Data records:

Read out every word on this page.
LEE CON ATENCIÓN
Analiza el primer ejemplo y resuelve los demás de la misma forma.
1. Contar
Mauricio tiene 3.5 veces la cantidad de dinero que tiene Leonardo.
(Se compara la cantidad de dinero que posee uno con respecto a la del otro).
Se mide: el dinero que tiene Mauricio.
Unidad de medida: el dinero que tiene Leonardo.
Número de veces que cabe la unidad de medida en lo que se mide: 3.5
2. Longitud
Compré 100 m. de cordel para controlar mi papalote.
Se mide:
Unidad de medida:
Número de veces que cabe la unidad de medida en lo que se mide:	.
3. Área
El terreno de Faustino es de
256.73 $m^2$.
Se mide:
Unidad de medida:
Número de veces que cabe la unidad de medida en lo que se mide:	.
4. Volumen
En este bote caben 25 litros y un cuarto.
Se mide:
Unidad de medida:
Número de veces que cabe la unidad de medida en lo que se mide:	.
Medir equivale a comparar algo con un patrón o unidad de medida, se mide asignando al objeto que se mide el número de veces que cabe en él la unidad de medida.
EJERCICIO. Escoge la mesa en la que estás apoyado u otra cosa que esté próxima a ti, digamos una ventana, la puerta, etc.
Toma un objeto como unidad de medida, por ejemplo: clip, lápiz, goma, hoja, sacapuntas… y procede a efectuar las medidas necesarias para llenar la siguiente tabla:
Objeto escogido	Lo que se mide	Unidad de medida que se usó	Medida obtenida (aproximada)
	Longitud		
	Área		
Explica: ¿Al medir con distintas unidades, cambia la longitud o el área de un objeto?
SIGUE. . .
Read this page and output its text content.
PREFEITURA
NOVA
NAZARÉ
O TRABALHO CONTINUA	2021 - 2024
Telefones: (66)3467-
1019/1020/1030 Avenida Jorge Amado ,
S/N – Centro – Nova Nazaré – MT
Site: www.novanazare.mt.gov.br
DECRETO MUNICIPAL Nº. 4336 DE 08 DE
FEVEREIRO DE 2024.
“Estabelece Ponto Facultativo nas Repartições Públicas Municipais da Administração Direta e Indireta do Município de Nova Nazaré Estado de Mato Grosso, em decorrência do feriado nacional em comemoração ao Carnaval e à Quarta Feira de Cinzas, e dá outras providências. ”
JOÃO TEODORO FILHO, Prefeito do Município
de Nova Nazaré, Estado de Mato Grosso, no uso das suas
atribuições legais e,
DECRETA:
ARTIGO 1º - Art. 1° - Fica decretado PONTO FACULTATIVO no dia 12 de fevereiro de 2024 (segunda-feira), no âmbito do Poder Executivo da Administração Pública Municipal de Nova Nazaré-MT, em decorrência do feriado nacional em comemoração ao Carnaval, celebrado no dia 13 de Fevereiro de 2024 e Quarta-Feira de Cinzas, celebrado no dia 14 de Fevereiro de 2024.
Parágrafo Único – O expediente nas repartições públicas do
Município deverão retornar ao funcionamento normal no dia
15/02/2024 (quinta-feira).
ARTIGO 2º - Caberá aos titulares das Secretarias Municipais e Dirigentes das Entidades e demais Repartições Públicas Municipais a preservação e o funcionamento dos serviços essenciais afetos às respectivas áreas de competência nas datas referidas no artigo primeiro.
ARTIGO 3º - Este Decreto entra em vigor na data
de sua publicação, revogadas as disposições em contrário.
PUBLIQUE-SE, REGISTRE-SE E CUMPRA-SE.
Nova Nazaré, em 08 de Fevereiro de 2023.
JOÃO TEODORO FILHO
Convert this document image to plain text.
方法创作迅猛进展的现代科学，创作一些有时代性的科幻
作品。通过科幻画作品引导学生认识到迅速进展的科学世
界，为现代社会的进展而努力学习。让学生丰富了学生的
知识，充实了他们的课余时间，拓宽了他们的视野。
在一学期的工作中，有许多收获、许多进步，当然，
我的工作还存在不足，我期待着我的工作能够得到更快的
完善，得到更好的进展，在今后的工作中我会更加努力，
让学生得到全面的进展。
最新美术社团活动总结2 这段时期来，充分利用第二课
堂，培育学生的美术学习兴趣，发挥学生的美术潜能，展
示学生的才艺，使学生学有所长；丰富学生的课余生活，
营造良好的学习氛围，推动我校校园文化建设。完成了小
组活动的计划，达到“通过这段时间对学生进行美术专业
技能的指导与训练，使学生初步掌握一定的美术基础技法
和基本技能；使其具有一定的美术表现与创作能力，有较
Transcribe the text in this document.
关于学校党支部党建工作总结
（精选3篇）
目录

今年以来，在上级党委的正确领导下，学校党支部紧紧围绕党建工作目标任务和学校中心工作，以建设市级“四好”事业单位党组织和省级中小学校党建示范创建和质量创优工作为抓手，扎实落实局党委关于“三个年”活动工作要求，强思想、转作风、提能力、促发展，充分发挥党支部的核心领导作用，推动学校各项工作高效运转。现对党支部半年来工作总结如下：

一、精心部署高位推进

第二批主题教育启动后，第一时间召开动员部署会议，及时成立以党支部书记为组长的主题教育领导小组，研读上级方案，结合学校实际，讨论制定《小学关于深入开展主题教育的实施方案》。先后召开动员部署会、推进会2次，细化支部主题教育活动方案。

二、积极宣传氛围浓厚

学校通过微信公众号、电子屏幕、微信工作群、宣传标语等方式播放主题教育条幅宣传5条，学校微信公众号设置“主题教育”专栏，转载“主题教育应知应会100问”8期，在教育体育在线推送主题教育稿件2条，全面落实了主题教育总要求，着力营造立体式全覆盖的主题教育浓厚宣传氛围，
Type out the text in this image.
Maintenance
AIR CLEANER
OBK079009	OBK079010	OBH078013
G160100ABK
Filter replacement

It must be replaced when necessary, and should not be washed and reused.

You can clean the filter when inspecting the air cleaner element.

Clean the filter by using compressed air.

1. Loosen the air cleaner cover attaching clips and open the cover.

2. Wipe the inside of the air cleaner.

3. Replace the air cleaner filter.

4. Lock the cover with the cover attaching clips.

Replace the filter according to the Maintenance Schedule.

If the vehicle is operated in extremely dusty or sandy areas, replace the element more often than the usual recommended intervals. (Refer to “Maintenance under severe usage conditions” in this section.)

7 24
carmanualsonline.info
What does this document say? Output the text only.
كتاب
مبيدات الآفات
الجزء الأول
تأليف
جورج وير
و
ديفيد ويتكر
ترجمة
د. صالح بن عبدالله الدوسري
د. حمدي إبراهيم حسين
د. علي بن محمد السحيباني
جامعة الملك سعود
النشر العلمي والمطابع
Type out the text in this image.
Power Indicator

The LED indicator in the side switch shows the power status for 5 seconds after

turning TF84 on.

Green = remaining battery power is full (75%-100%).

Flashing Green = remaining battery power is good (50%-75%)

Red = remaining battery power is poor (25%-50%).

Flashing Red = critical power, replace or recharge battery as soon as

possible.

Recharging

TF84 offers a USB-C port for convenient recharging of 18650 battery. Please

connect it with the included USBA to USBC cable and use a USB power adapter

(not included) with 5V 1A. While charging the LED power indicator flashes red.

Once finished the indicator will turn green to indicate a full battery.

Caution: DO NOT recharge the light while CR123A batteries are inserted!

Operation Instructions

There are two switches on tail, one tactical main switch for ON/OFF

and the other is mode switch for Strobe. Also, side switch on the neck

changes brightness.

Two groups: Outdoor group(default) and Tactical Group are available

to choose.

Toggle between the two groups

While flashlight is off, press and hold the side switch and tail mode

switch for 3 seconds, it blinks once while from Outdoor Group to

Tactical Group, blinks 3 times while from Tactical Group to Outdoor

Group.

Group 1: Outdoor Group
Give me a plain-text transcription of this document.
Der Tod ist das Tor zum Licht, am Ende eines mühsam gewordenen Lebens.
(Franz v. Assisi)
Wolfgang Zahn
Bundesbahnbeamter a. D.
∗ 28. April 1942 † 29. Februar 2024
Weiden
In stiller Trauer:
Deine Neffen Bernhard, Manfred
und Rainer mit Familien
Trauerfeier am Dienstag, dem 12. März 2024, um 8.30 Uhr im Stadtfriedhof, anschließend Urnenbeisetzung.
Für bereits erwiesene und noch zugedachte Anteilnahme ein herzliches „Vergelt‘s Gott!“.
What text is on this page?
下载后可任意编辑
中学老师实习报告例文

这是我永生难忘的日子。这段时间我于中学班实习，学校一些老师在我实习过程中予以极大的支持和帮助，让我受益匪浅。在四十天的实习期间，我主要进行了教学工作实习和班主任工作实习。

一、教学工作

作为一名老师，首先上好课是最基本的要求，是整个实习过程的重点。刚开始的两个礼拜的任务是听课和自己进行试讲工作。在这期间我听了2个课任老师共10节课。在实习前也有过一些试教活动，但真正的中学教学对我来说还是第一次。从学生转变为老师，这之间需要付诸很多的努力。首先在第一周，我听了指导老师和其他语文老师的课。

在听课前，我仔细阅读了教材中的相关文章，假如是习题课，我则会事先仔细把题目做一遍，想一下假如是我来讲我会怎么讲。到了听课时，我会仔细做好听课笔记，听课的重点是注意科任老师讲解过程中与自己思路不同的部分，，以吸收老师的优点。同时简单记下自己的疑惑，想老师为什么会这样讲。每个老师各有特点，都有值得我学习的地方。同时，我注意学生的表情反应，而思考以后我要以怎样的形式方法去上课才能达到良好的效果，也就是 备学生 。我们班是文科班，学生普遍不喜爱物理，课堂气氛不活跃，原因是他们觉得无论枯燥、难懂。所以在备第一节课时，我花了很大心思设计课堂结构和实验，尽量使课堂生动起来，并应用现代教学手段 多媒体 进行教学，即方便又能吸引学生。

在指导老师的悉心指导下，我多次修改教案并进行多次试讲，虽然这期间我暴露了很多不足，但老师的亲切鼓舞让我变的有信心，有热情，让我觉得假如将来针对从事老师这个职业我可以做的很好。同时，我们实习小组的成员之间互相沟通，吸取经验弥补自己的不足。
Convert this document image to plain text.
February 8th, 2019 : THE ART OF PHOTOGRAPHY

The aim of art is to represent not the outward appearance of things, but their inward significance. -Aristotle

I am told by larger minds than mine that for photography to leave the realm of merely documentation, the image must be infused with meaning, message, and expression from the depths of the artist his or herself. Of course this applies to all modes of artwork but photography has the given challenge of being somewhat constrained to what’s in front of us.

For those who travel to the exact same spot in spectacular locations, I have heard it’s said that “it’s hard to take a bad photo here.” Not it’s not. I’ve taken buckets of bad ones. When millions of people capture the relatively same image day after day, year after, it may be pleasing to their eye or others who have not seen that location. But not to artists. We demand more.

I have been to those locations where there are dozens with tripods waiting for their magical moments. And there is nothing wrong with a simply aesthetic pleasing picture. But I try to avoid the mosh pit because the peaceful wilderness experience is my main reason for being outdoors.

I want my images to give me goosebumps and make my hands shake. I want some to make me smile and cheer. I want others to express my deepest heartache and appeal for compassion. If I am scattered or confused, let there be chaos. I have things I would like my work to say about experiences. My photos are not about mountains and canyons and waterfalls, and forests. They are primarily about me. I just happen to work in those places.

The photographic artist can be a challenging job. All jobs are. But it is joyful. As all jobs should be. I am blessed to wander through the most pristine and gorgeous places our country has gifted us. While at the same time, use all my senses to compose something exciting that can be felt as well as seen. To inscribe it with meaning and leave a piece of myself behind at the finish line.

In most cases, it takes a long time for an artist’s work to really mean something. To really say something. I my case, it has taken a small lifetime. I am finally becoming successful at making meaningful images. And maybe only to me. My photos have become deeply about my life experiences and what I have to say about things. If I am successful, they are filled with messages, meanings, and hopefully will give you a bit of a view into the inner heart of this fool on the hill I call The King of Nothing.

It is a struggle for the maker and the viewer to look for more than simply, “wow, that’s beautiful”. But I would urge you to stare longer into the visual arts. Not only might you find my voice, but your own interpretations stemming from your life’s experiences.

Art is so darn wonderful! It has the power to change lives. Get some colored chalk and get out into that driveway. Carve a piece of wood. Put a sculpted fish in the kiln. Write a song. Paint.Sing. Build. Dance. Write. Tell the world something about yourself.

» **What is required**: Only the count is needed: the number of lines in the data that include the word "should".

» **Exercise output**: 2